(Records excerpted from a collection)
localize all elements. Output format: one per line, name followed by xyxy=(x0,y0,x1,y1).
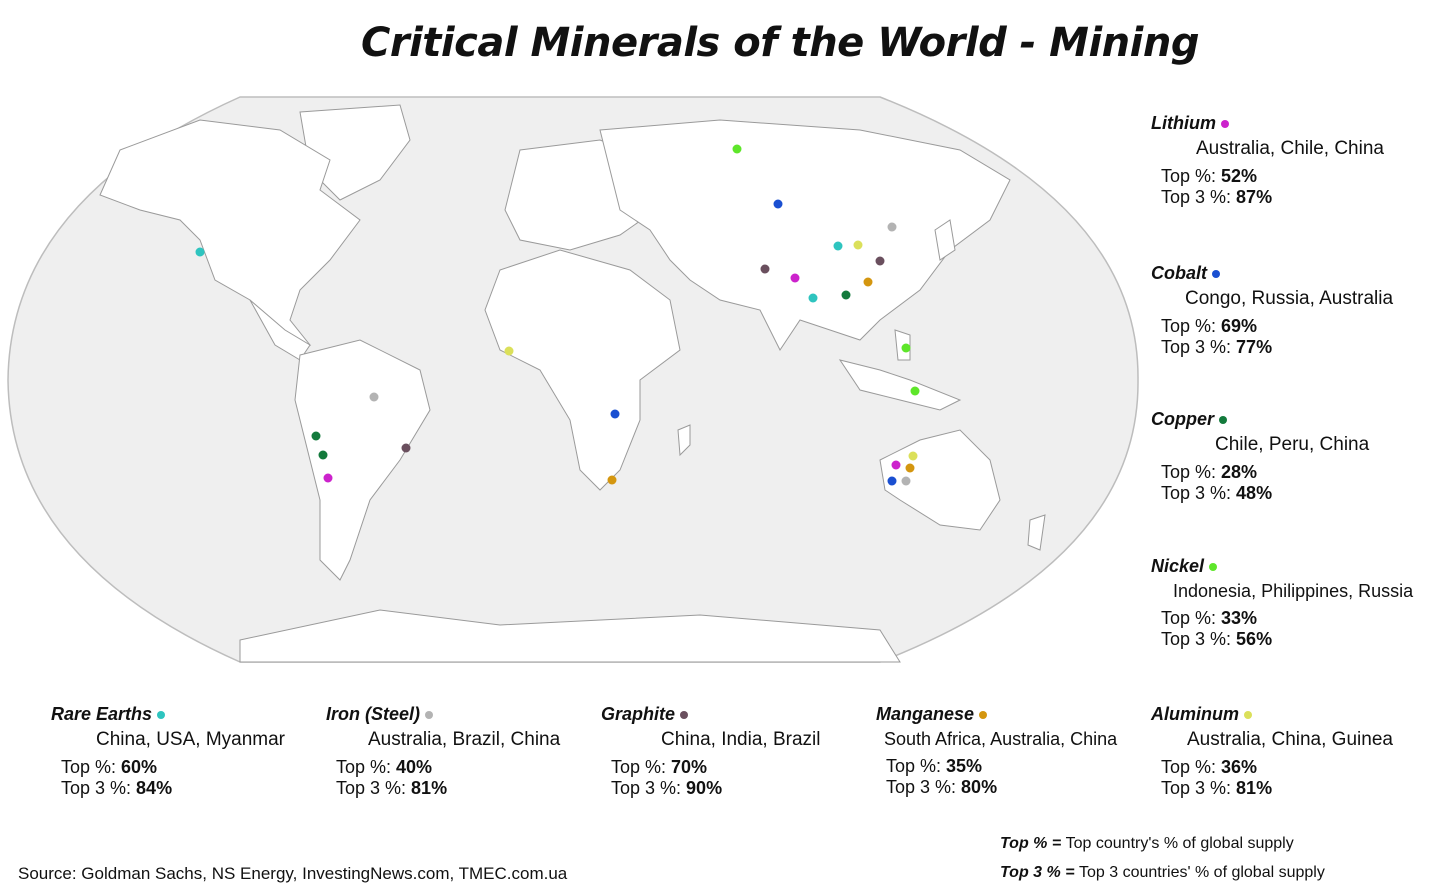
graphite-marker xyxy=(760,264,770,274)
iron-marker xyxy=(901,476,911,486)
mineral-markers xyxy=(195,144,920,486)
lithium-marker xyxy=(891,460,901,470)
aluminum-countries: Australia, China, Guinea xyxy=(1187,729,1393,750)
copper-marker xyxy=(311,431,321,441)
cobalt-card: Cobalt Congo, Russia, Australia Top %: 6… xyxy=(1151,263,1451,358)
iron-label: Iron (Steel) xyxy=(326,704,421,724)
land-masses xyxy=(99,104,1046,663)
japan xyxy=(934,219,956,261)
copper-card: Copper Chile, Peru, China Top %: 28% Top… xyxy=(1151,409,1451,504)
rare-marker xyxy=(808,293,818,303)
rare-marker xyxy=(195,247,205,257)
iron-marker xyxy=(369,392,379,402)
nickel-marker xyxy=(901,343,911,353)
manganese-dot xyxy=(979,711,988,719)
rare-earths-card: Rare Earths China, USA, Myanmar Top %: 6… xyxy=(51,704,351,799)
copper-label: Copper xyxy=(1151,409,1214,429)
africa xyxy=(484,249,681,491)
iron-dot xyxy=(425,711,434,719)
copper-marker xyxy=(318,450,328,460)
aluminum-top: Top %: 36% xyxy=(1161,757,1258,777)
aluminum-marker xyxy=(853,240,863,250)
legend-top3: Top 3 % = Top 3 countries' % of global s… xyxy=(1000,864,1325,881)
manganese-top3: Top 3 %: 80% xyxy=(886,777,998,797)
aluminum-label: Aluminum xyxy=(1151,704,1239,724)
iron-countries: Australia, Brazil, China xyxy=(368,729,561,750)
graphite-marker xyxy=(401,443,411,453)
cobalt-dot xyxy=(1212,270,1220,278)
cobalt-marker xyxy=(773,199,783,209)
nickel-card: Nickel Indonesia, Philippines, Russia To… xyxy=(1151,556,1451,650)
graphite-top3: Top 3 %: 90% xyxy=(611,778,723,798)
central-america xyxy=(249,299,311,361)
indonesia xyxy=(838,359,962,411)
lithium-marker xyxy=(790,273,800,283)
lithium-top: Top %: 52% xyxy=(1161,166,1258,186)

> [Requirement]
Copy out every line of the data above word for word, leaving out the pictures.

> [Answer]
localize all elements. Output format: one per line, name followed by xyxy=(x0,y0,x1,y1).
graphite-marker xyxy=(760,264,770,274)
iron-marker xyxy=(901,476,911,486)
mineral-markers xyxy=(195,144,920,486)
lithium-marker xyxy=(891,460,901,470)
aluminum-countries: Australia, China, Guinea xyxy=(1187,729,1393,750)
copper-marker xyxy=(311,431,321,441)
cobalt-card: Cobalt Congo, Russia, Australia Top %: 6… xyxy=(1151,263,1451,358)
iron-label: Iron (Steel) xyxy=(326,704,421,724)
land-masses xyxy=(99,104,1046,663)
japan xyxy=(934,219,956,261)
copper-card: Copper Chile, Peru, China Top %: 28% Top… xyxy=(1151,409,1451,504)
rare-marker xyxy=(808,293,818,303)
rare-marker xyxy=(195,247,205,257)
iron-marker xyxy=(369,392,379,402)
nickel-marker xyxy=(901,343,911,353)
manganese-dot xyxy=(979,711,988,719)
rare-earths-card: Rare Earths China, USA, Myanmar Top %: 6… xyxy=(51,704,351,799)
copper-label: Copper xyxy=(1151,409,1214,429)
africa xyxy=(484,249,681,491)
iron-dot xyxy=(425,711,434,719)
copper-marker xyxy=(318,450,328,460)
aluminum-top: Top %: 36% xyxy=(1161,757,1258,777)
aluminum-marker xyxy=(853,240,863,250)
legend-top3: Top 3 % = Top 3 countries' % of global s… xyxy=(1000,864,1325,881)
manganese-top3: Top 3 %: 80% xyxy=(886,777,998,797)
aluminum-label: Aluminum xyxy=(1151,704,1239,724)
iron-countries: Australia, Brazil, China xyxy=(368,729,561,750)
graphite-marker xyxy=(401,443,411,453)
cobalt-dot xyxy=(1212,270,1220,278)
cobalt-marker xyxy=(773,199,783,209)
nickel-card: Nickel Indonesia, Philippines, Russia To… xyxy=(1151,556,1451,650)
graphite-top3: Top 3 %: 90% xyxy=(611,778,723,798)
central-america xyxy=(249,299,311,361)
indonesia xyxy=(838,359,962,411)
lithium-marker xyxy=(790,273,800,283)
lithium-top: Top %: 52% xyxy=(1161,166,1258,186)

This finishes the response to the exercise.